:: INPUT RECORDS ::
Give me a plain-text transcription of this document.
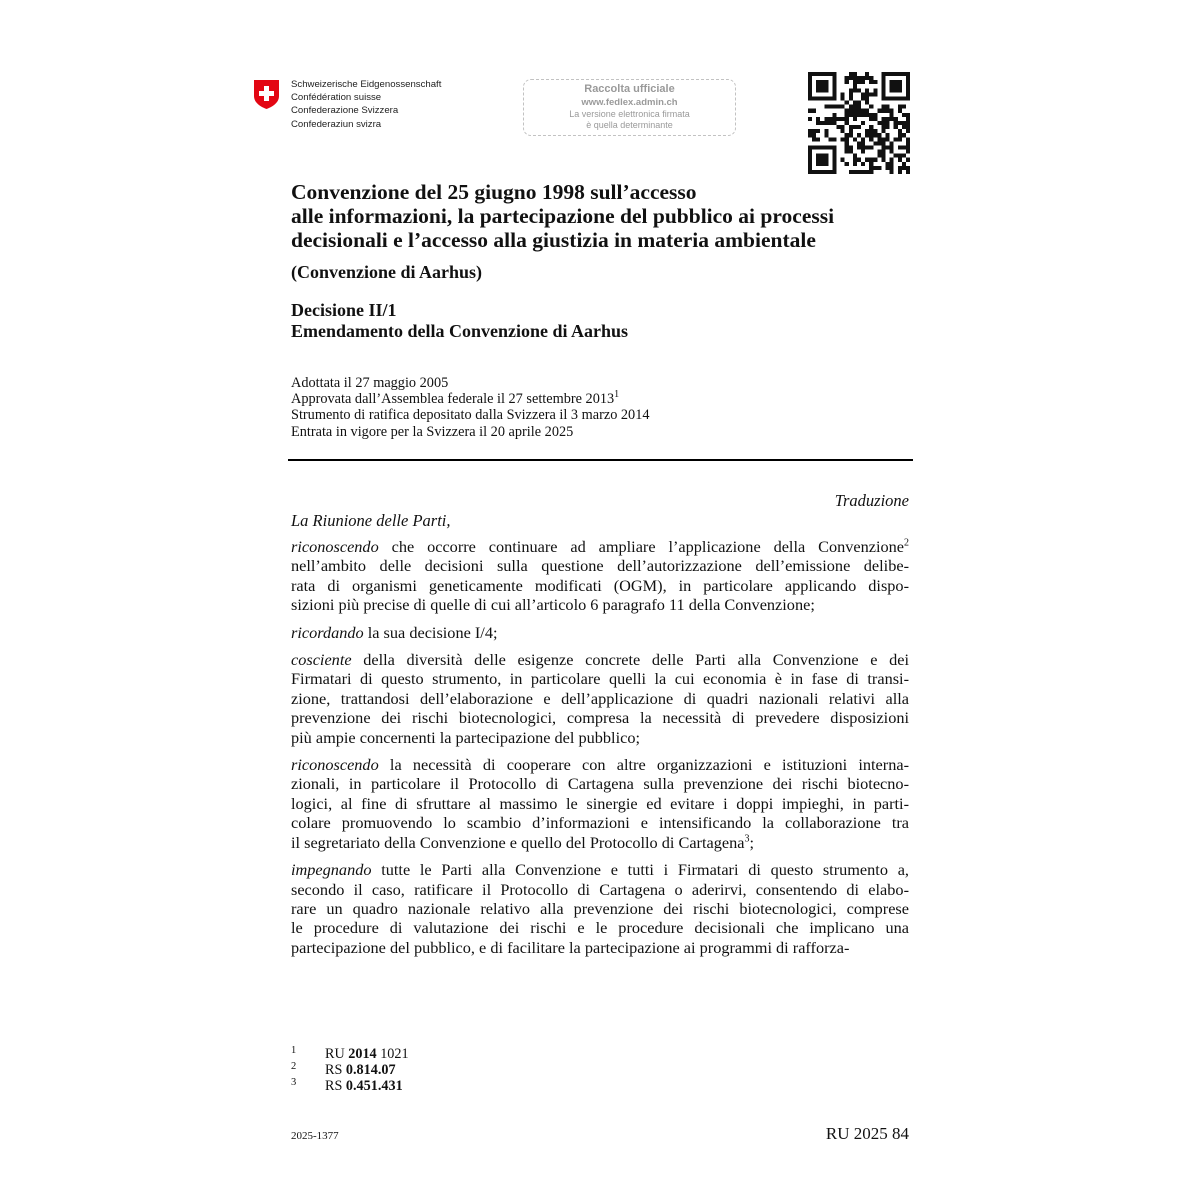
Schweizerische Eidgenossenschaft
Confédération suisse
Confederazione Svizzera
Confederaziun svizra
Raccolta ufficiale
www.fedlex.admin.ch
La versione elettronica firmata
è quella determinante
Convenzione del 25 giugno 1998 sull’accesso
alle informazioni, la partecipazione del pubblico ai processi
decisionali e l’accesso alla giustizia in materia ambientale
(Convenzione di Aarhus)
Decisione II/1
Emendamento della Convenzione di Aarhus
Adottata il 27 maggio 2005
Approvata dall’Assemblea federale il 27 settembre 2013$^1$
Strumento di ratifica depositato dalla Svizzera il 3 marzo 2014
Entrata in vigore per la Svizzera il 20 aprile 2025
Traduzione
La Riunione delle Parti,
riconoscendo che occorre continuare ad ampliare l’applicazione della Convenzione$^2$
nell’ambito delle decisioni sulla questione dell’autorizzazione dell’emissione delibe-
rata di organismi geneticamente modificati (OGM), in particolare applicando dispo-
sizioni più precise di quelle di cui all’articolo 6 paragrafo 11 della Convenzione;
ricordando la sua decisione I/4;
cosciente della diversità delle esigenze concrete delle Parti alla Convenzione e dei
Firmatari di questo strumento, in particolare quelli la cui economia è in fase di transi-
zione, trattandosi dell’elaborazione e dell’applicazione di quadri nazionali relativi alla
prevenzione dei rischi biotecnologici, compresa la necessità di prevedere disposizioni
più ampie concernenti la partecipazione del pubblico;
riconoscendo la necessità di cooperare con altre organizzazioni e istituzioni interna-
zionali, in particolare il Protocollo di Cartagena sulla prevenzione dei rischi biotecno-
logici, al fine di sfruttare al massimo le sinergie ed evitare i doppi impieghi, in parti-
colare promuovendo lo scambio d’informazioni e intensificando la collaborazione tra
il segretariato della Convenzione e quello del Protocollo di Cartagena$^3$;
impegnando tutte le Parti alla Convenzione e tutti i Firmatari di questo strumento a,
secondo il caso, ratificare il Protocollo di Cartagena o aderirvi, consentendo di elabo-
rare un quadro nazionale relativo alla prevenzione dei rischi biotecnologici, comprese
le procedure di valutazione dei rischi e le procedure decisionali che implicano una
partecipazione del pubblico, e di facilitare la partecipazione ai programmi di rafforza-
1 RU 2014 1021
2 RS 0.814.07
3 RS 0.451.431
2025-1377	RU 2025 84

:: TASK DESCRIPTION ::
The listing above must be printed again exactly, minus its pictures.

:: RESPONSE TO THE TASK ::
Give me a plain-text transcription of this document.
Schweizerische Eidgenossenschaft
Confédération suisse
Confederazione Svizzera
Confederaziun svizra
Raccolta ufficiale
www.fedlex.admin.ch
La versione elettronica firmata
è quella determinante
Convenzione del 25 giugno 1998 sull’accesso
alle informazioni, la partecipazione del pubblico ai processi
decisionali e l’accesso alla giustizia in materia ambientale
(Convenzione di Aarhus)
Decisione II/1
Emendamento della Convenzione di Aarhus
Adottata il 27 maggio 2005
Approvata dall’Assemblea federale il 27 settembre 2013$^1$
Strumento di ratifica depositato dalla Svizzera il 3 marzo 2014
Entrata in vigore per la Svizzera il 20 aprile 2025
Traduzione
La Riunione delle Parti,
riconoscendo che occorre continuare ad ampliare l’applicazione della Convenzione$^2$
nell’ambito delle decisioni sulla questione dell’autorizzazione dell’emissione delibe-
rata di organismi geneticamente modificati (OGM), in particolare applicando dispo-
sizioni più precise di quelle di cui all’articolo 6 paragrafo 11 della Convenzione;
ricordando la sua decisione I/4;
cosciente della diversità delle esigenze concrete delle Parti alla Convenzione e dei
Firmatari di questo strumento, in particolare quelli la cui economia è in fase di transi-
zione, trattandosi dell’elaborazione e dell’applicazione di quadri nazionali relativi alla
prevenzione dei rischi biotecnologici, compresa la necessità di prevedere disposizioni
più ampie concernenti la partecipazione del pubblico;
riconoscendo la necessità di cooperare con altre organizzazioni e istituzioni interna-
zionali, in particolare il Protocollo di Cartagena sulla prevenzione dei rischi biotecno-
logici, al fine di sfruttare al massimo le sinergie ed evitare i doppi impieghi, in parti-
colare promuovendo lo scambio d’informazioni e intensificando la collaborazione tra
il segretariato della Convenzione e quello del Protocollo di Cartagena$^3$;
impegnando tutte le Parti alla Convenzione e tutti i Firmatari di questo strumento a,
secondo il caso, ratificare il Protocollo di Cartagena o aderirvi, consentendo di elabo-
rare un quadro nazionale relativo alla prevenzione dei rischi biotecnologici, comprese
le procedure di valutazione dei rischi e le procedure decisionali che implicano una
partecipazione del pubblico, e di facilitare la partecipazione ai programmi di rafforza-
1 RU 2014 1021
2 RS 0.814.07
3 RS 0.451.431
2025-1377	RU 2025 84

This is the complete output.